### What this task involves
Transcribe the records that follow exactly. Skip the pictures.
▬▬▬▬▬▬
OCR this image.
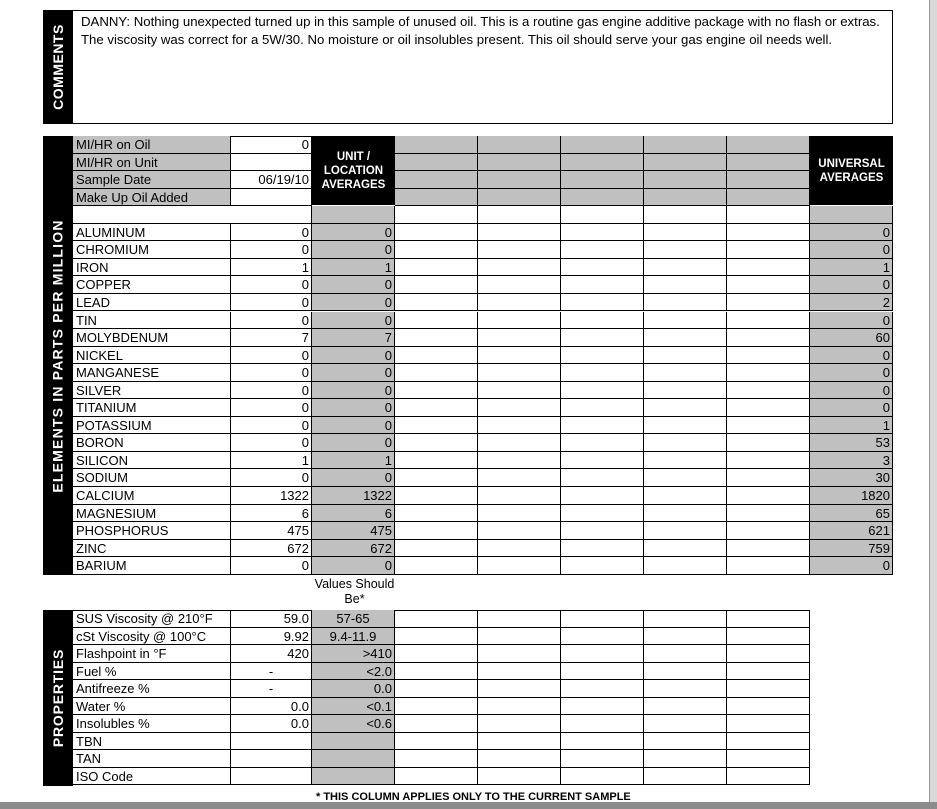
COMMENTS
DANNY: Nothing unexpected turned up in this sample of unused oil. This is a routine gas engine additive package with no flash or extras. The viscosity was correct for a 5W/30. No moisture or oil insolubles present. This oil should serve your gas engine oil needs well.
ELEMENTS IN PARTS PER MILLION
PROPERTIES
UNIT / LOCATION AVERAGES
UNIVERSAL AVERAGES
MI/HR on Oil	0
MI/HR on Unit
Sample Date	06/19/10
Make Up Oil Added
ALUMINUM	0	0	0
CHROMIUM	0	0	0
IRON	1	1	1
COPPER	0	0	0
LEAD	0	0	2
TIN	0	0	0
MOLYBDENUM	7	7	60
NICKEL	0	0	0
MANGANESE	0	0	0
SILVER	0	0	0
TITANIUM	0	0	0
POTASSIUM	0	0	1
BORON	0	0	53
SILICON	1	1	3
SODIUM	0	0	30
CALCIUM	1322	1322	1820
MAGNESIUM	6	6	65
PHOSPHORUS	475	475	621
ZINC	672	672	759
BARIUM	0	0	0
SUS Viscosity @ 210°F	59.0	57-65
cSt Viscosity @ 100°C	9.92	9.4-11.9
Flashpoint in °F	420	>410
Fuel %	-	<2.0
Antifreeze %	-	0.0
Water %	0.0	<0.1
Insolubles %	0.0	<0.6
TBN
TAN
ISO Code
Values Should Be*
* THIS COLUMN APPLIES ONLY TO THE CURRENT SAMPLE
▬▬▬▬▬▬
### Task output
OCR this image.
COMMENTS
DANNY: Nothing unexpected turned up in this sample of unused oil. This is a routine gas engine additive package with no flash or extras. The viscosity was correct for a 5W/30. No moisture or oil insolubles present. This oil should serve your gas engine oil needs well.
ELEMENTS IN PARTS PER MILLION
PROPERTIES
UNIT / LOCATION AVERAGES
UNIVERSAL AVERAGES
MI/HR on Oil	0
MI/HR on Unit
Sample Date	06/19/10
Make Up Oil Added
ALUMINUM	0	0	0
CHROMIUM	0	0	0
IRON	1	1	1
COPPER	0	0	0
LEAD	0	0	2
TIN	0	0	0
MOLYBDENUM	7	7	60
NICKEL	0	0	0
MANGANESE	0	0	0
SILVER	0	0	0
TITANIUM	0	0	0
POTASSIUM	0	0	1
BORON	0	0	53
SILICON	1	1	3
SODIUM	0	0	30
CALCIUM	1322	1322	1820
MAGNESIUM	6	6	65
PHOSPHORUS	475	475	621
ZINC	672	672	759
BARIUM	0	0	0
SUS Viscosity @ 210°F	59.0	57-65
cSt Viscosity @ 100°C	9.92	9.4-11.9
Flashpoint in °F	420	>410
Fuel %	-	<2.0
Antifreeze %	-	0.0
Water %	0.0	<0.1
Insolubles %	0.0	<0.6
TBN
TAN
ISO Code
Values Should Be*
* THIS COLUMN APPLIES ONLY TO THE CURRENT SAMPLE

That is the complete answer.